:: Статья ::
Но, вероятно, Вазари был слишком рассеян, когда смотрел на четыре фасада Фондако деи Тедески, поэтому он забыл упомянуть, что два из них расписывал не Джорджоне, а Тициан, и что именно кисти Тициана принадлежит фигура «над главной дверью, выходящей на Мерчерию». Кроме того, эту фигуру уверенно можно интерпретировать как Юдифь-Юстицию (ил. 2). То немногое, что мы знаем о росписи Немецкого подворья, свидетельствует о продуманной иконографической программе[15], фрагменты которой сегодня разрознены: Венера, Ева, возможно, Адам, Компаньон Общества Чулка (Compagno Della Calza), гóловы императоров древности во внутреннем дворе. Та же Юдифь-Юстиция над главной дверью, безусловно, повторяет фигуру Венеции-Юстиции, возвышающейся над парадным входом Дворца дожей со стороны Пьяццетты (ил. 3).

Однако Вазари вовсе не был первым в ряду многих интерпретаторов, настаивавших на сложности понимания произведений Джорджоне, которые то заявляли об отсутствии сюжета в его картинах, то пытались разгадать их тайну. Самое таинственное его произведение – «Гроза» (ил. 1). Многочисленные толкования этой картины, кажется, противостоят любой попытке ее прочтения. Она сама вручает себя исследователям, которые первыми заговорили о «не-сюжете»: как часто утверждается, ее невозможно расшифровать, ибо расшифровывать здесь нечего. Выходит, это просто «небольшой пейзаж… с грозой, цыганкой и солдатом», как описывал картину один из современников автора? Или же значение картины потерялось с течением времени и по-прежнему от нас скрыто? Как бы то ни было, имеем ли мы дело с ранним примером бессюжетной живописи или с нераскрытым сюжетом, тот факт, что Джорджоне казался непонятным младшим современникам и что впоследствии ни один художник не удостоился такого количества интерпретаций, превращает его творчество в исключительный и особенно притягательный для исследователей случай. Особенно сложными для расшифровки предстают «монтаж» (и значение) такой картины, как «Гроза».

II. Вокруг «Трех философов»
:::
:: Записанные данные ::
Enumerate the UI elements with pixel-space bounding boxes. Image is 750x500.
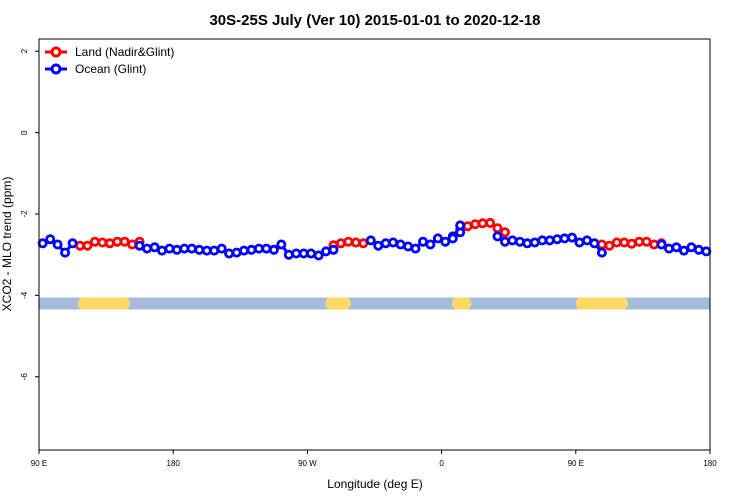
:::
Условие задачи A -
Воспроизведите без изменений фрагмент статьи о Джорджоне от «Но, вероятно, Вазари» до «со стороны Пьяццетты (ил. 3).».
Условие задачи B -
Объясните по статье о Джорджоне, почему его творчество названо исключительным и особенно притягательным для исследователей случаем. Уложитесь в одно–три предложения.
Условие задачи C -
Ответьте по статье о Джорджоне на вопросы:
(i) Кто расписывал два из четырех фасадов Фондако деи Тедески?
(ii) Какую фигуру повторяет Юдифь-Юстиция над главной дверью?
(iii) Какое произведение Джорджоне названо самым таинственным?
Строки для работы не понадобятся.

Ожидаемый ответ A -
Но, вероятно, Вазари был слишком рассеян, когда смотрел на четыре фасада Фондако деи Тедески, поэтому он забыл упомянуть, что два из них расписывал не Джорджоне, а Тициан, и что именно кисти Тициана принадлежит фигура «над главной дверью, выходящей на Мерчерию». Кроме того, эту фигуру уверенно можно интерпретировать как Юдифь-Юстицию (ил. 2). То немногое, что мы знаем о росписи Немецкого подворья, свидетельствует о продуманной иконографической программе[15], фрагменты которой сегодня разрознены: Венера, Ева, возможно, Адам, Компаньон Общества Чулка (Compagno Della Calza), гóловы императоров древности во внутреннем дворе. Та же Юдифь-Юстиция над главной дверью, безусловно, повторяет фигуру Венеции-Юстиции, возвышающейся над парадным входом Дворца дожей со стороны Пьяццетты (ил. 3).

Ожидаемый ответ B -
Джорджоне казался непонятным своим младшим современникам, а впоследствии ни один художник не удостоился такого количества интерпретаций. Это верно независимо от того, имеем ли мы дело с ранним примером бессюжетной живописи или с нераскрытым сюжетом.

Ожидаемый ответ C -
(i) Тициан.
(ii) Фигуру Венеции-Юстиции, возвышающуюся над парадным входом Дворца дожей со стороны Пьяццетты.
(iii) «Гроза».